Provided records:
◇ ◇ ◇ ◇ ◇ ◇ ◇
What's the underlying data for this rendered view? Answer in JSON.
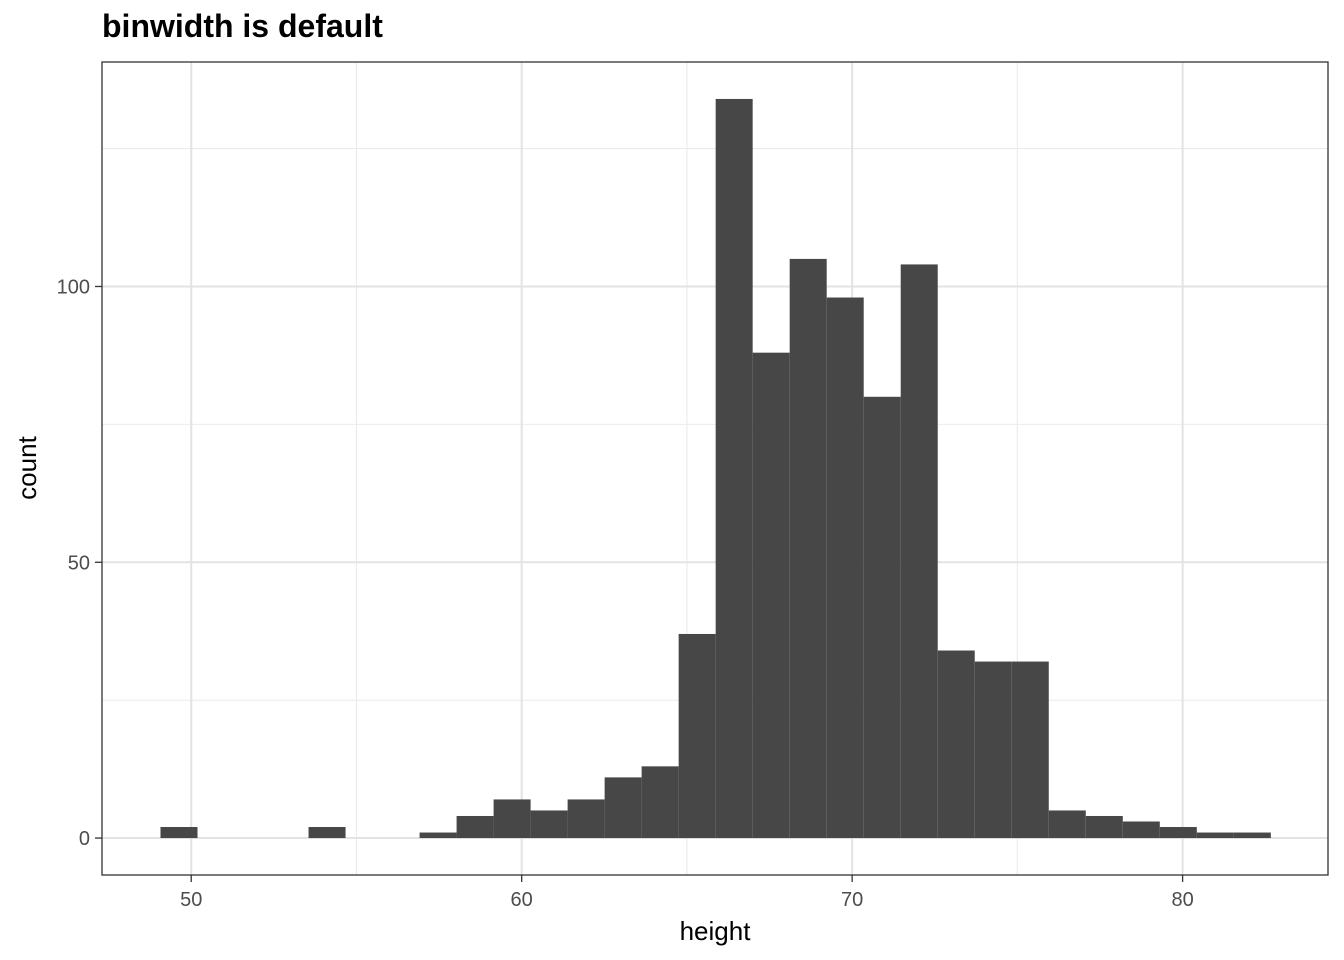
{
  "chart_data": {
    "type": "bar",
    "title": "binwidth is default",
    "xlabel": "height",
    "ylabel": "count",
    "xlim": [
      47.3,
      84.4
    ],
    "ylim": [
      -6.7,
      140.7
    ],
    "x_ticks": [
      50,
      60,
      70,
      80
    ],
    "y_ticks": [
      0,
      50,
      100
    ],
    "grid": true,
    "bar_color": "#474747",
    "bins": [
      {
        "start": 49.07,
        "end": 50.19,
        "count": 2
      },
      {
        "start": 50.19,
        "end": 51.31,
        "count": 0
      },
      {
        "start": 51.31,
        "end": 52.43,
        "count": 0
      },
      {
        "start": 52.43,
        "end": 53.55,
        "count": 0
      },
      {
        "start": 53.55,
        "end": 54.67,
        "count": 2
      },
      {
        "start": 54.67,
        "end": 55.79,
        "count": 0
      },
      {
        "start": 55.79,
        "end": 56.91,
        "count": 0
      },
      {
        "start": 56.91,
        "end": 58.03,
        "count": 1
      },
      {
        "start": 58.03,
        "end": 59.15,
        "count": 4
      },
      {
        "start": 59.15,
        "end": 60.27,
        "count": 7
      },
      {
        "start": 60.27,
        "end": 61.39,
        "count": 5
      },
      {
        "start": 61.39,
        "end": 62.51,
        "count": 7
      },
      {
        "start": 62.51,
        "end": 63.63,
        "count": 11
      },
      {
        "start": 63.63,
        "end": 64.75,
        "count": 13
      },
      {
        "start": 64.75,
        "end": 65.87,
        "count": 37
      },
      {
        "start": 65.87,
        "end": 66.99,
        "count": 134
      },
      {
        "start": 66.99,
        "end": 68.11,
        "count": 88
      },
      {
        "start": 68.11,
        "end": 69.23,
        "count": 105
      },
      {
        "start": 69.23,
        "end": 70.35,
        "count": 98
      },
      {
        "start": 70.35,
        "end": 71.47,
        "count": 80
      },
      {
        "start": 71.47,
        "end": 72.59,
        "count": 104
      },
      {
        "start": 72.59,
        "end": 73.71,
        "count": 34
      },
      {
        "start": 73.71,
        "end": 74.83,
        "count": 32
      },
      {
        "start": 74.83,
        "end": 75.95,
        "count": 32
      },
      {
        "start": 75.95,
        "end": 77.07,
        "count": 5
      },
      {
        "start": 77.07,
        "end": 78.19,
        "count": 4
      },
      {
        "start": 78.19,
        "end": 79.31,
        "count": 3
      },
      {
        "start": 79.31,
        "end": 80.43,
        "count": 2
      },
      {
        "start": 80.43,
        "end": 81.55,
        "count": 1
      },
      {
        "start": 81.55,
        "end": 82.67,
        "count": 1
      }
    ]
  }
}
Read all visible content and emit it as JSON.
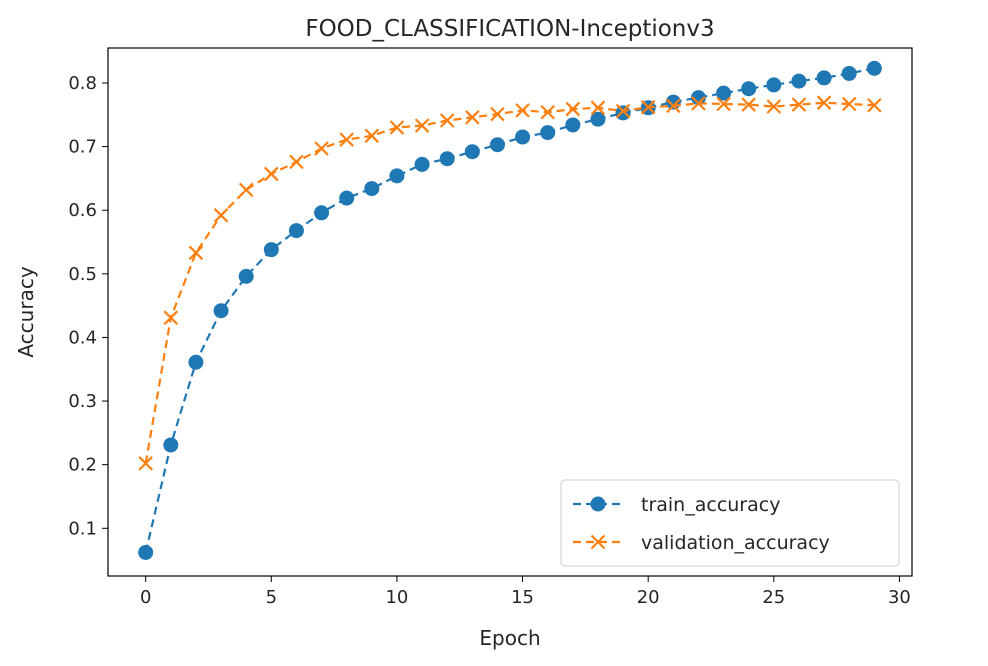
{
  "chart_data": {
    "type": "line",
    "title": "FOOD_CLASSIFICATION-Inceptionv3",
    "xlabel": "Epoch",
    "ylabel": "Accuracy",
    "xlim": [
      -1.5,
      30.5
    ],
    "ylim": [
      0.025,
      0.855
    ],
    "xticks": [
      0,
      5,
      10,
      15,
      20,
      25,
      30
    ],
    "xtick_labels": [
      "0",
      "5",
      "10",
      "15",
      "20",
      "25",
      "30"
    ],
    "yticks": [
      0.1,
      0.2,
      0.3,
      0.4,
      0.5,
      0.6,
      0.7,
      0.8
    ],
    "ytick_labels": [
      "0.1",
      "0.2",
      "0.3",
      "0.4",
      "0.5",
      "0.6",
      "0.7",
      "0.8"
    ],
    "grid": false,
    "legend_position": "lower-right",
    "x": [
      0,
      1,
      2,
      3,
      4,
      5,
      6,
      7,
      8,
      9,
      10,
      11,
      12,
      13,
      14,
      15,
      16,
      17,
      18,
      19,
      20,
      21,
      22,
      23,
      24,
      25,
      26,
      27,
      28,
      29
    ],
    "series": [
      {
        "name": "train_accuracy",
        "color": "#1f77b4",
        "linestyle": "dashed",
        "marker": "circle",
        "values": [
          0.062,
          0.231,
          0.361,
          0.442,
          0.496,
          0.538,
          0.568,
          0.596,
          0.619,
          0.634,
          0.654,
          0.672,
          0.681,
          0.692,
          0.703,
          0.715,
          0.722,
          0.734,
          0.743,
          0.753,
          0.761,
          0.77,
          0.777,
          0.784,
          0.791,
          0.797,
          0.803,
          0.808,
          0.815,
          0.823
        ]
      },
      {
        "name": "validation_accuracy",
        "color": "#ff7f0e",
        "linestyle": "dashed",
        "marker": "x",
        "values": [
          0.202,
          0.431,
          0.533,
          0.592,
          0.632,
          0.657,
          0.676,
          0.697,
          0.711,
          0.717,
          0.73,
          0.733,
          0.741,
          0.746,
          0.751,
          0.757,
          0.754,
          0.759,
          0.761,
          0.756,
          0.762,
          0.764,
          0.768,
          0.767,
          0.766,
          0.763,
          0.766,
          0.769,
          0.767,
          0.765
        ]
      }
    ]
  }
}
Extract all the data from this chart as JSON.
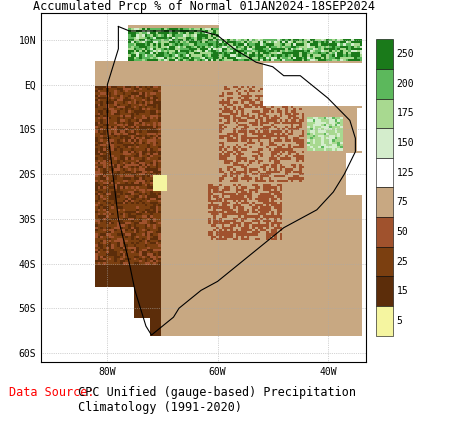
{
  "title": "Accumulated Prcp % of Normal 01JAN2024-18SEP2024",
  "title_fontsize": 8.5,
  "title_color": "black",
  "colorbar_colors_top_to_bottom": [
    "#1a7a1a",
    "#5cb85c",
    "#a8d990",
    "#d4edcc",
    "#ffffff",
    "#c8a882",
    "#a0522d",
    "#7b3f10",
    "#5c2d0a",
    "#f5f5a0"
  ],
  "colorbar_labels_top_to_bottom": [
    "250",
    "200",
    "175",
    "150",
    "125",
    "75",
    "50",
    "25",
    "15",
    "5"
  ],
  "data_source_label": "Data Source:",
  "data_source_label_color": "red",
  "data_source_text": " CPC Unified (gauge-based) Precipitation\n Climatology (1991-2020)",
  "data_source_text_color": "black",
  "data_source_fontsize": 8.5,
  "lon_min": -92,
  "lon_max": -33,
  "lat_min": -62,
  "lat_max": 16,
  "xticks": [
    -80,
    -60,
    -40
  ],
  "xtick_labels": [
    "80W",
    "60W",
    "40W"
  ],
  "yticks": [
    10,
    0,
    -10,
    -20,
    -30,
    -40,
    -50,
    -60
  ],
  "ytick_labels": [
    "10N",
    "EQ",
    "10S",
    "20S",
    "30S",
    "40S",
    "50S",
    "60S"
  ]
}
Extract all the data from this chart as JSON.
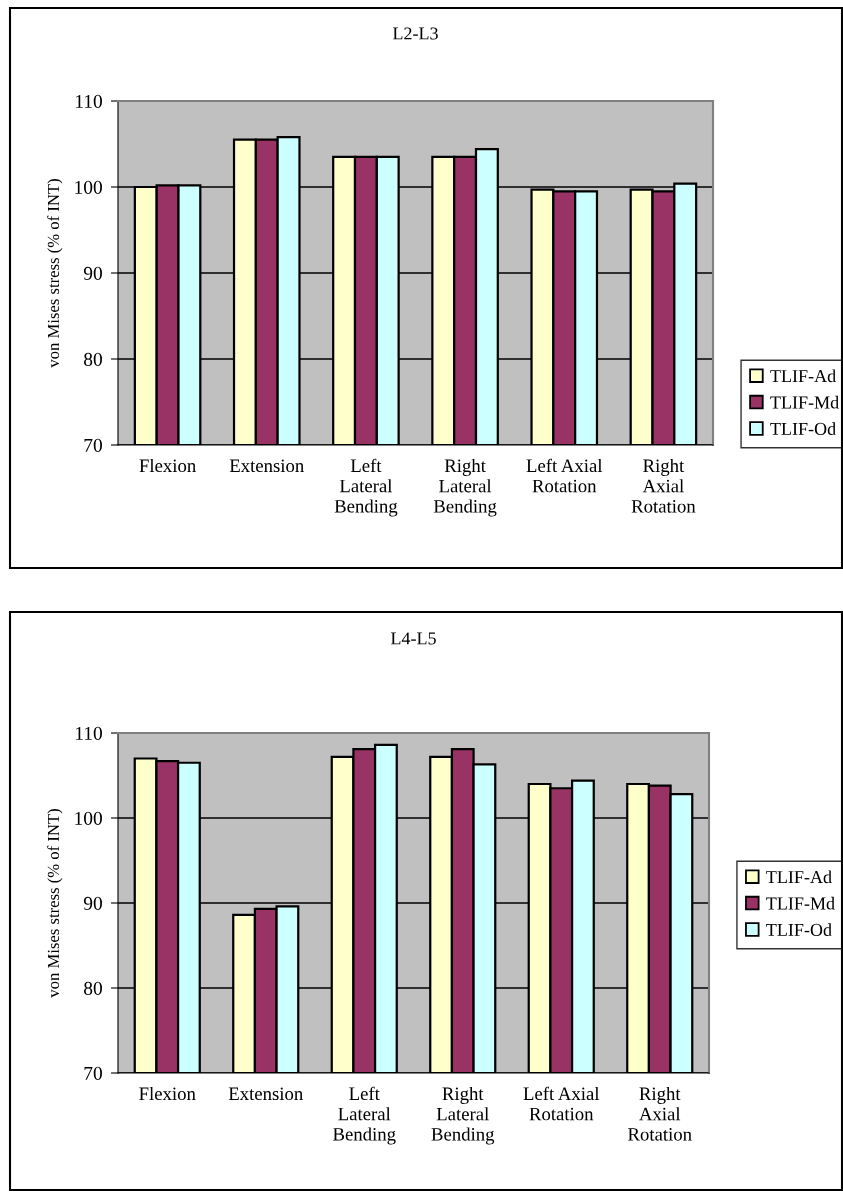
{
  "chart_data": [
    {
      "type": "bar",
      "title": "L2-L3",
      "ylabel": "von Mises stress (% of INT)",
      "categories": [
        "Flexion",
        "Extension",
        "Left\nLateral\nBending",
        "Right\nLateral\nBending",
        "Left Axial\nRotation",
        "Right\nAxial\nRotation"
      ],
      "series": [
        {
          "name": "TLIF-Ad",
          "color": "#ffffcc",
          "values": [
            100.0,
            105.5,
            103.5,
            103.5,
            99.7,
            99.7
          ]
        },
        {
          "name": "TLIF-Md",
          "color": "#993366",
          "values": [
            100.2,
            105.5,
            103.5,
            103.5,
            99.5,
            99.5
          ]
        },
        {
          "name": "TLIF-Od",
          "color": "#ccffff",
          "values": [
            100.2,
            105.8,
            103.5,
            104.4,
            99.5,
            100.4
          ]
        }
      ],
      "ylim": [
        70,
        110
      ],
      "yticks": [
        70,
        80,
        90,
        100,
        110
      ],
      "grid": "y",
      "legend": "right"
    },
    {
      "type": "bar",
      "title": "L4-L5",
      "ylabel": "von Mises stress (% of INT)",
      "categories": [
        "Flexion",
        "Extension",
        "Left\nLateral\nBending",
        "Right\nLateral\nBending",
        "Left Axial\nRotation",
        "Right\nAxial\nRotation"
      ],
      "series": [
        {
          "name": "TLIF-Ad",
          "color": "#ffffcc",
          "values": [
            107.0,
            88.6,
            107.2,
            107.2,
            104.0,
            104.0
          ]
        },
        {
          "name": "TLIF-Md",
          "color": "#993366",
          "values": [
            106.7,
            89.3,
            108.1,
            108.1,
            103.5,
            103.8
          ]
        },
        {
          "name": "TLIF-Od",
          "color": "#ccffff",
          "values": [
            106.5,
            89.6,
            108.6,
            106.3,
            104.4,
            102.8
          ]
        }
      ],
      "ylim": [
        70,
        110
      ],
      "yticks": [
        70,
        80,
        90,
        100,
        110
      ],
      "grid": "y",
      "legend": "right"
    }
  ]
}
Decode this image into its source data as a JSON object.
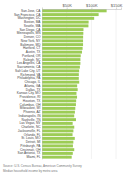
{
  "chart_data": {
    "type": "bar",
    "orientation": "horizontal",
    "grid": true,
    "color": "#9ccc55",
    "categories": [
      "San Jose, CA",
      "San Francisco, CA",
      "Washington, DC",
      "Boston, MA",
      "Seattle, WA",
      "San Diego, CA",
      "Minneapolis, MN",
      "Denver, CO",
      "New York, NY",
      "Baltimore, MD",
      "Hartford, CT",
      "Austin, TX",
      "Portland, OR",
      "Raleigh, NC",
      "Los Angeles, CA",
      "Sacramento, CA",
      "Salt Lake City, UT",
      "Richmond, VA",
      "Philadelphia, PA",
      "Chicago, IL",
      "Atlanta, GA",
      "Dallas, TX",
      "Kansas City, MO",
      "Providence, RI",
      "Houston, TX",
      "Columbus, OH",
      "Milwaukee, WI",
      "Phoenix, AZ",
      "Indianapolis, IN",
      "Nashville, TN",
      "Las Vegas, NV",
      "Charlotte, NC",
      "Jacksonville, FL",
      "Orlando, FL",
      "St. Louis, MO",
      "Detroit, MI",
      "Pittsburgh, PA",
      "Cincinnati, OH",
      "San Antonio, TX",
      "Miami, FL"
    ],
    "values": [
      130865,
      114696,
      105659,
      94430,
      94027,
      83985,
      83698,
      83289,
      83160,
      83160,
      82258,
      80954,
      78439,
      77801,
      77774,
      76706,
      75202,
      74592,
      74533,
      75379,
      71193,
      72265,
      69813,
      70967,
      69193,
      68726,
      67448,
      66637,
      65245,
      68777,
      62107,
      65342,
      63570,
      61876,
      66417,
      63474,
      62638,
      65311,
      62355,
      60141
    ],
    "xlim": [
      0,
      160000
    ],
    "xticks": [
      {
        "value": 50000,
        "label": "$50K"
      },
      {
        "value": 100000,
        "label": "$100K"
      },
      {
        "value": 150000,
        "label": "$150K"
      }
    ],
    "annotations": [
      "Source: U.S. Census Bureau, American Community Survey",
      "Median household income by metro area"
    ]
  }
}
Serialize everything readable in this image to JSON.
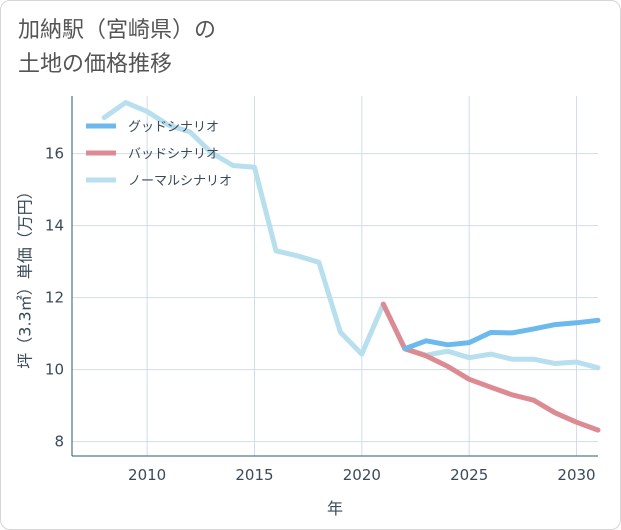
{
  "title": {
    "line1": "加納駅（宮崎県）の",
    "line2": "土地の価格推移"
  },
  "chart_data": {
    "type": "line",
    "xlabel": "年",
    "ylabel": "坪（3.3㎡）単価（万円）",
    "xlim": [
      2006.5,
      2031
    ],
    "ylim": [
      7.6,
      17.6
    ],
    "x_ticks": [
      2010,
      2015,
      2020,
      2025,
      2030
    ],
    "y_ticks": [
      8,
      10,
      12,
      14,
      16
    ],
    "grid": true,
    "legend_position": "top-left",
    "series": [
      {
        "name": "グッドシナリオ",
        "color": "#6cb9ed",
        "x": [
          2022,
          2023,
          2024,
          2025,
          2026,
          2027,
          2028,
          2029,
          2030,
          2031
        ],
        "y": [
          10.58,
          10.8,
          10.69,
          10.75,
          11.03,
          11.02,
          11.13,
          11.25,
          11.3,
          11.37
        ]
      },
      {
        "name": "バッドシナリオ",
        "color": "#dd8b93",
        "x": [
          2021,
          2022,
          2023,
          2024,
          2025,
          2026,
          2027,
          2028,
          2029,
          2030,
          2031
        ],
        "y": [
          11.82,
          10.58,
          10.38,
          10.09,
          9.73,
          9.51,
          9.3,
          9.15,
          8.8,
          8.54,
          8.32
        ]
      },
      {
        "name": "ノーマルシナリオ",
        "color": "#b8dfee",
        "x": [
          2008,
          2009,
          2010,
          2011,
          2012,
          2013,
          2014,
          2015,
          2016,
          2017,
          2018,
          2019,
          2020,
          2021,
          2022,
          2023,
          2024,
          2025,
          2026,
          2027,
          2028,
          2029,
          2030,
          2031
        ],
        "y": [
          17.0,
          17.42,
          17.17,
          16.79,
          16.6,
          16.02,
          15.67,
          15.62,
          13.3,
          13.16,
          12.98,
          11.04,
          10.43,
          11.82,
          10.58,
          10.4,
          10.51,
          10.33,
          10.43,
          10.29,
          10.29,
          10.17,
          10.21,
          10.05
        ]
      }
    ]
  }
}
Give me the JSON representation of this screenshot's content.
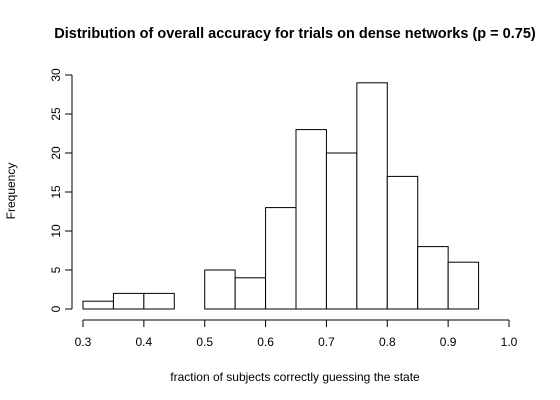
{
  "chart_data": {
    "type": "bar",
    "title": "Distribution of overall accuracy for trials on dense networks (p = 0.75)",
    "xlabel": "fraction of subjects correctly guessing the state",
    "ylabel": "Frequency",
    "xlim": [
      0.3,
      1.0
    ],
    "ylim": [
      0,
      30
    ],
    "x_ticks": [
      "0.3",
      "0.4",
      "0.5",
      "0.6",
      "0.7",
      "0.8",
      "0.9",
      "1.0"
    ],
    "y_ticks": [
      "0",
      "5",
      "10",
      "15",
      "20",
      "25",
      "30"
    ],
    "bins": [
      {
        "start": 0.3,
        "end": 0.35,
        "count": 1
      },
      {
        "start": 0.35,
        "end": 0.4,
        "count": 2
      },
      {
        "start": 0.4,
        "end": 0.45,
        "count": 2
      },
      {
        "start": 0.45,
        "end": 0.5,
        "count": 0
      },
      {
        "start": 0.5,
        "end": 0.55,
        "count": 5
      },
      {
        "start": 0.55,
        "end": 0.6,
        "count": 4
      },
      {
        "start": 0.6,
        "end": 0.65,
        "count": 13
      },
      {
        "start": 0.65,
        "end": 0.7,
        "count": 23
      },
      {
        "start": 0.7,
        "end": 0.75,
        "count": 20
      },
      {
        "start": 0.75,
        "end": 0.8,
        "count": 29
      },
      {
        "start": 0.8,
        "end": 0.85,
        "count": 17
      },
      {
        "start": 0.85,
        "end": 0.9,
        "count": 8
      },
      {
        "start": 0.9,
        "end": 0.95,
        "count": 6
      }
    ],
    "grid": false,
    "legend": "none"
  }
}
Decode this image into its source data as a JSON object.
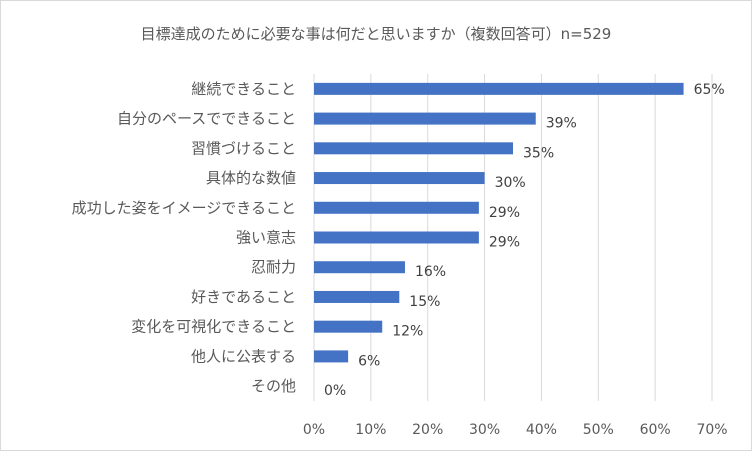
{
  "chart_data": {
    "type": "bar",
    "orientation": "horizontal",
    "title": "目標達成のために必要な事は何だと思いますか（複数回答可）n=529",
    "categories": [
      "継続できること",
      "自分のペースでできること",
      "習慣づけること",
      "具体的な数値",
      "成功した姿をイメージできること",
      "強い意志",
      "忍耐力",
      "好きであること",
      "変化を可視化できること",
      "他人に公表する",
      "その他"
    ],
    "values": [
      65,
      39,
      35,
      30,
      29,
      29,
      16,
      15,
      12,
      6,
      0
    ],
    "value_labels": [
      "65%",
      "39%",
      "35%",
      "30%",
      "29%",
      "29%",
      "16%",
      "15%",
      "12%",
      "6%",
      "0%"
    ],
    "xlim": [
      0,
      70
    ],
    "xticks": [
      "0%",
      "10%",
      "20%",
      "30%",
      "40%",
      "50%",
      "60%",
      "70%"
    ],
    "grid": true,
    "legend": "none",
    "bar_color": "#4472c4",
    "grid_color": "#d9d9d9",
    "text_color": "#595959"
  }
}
◇ ◇ ◇ ◇ ◇ ◇ ◇
Problem to solve:
Which lines hold the word "name"? Return all of them from the records above.

Final answer:
        "name": "train_accuracy",
        "name": "validation_accuracy",
          "name": "TLIF-Ad",
          "name": "TLIF-Md",
          "name": "TLIF-Od",
          "name": "TLIF-Ad",
          "name": "TLIF-Md",
          "name": "TLIF-Od",
        "name": "グッドシナリオ",
        "name": "バッドシナリオ",
        "name": "ノーマルシナリオ",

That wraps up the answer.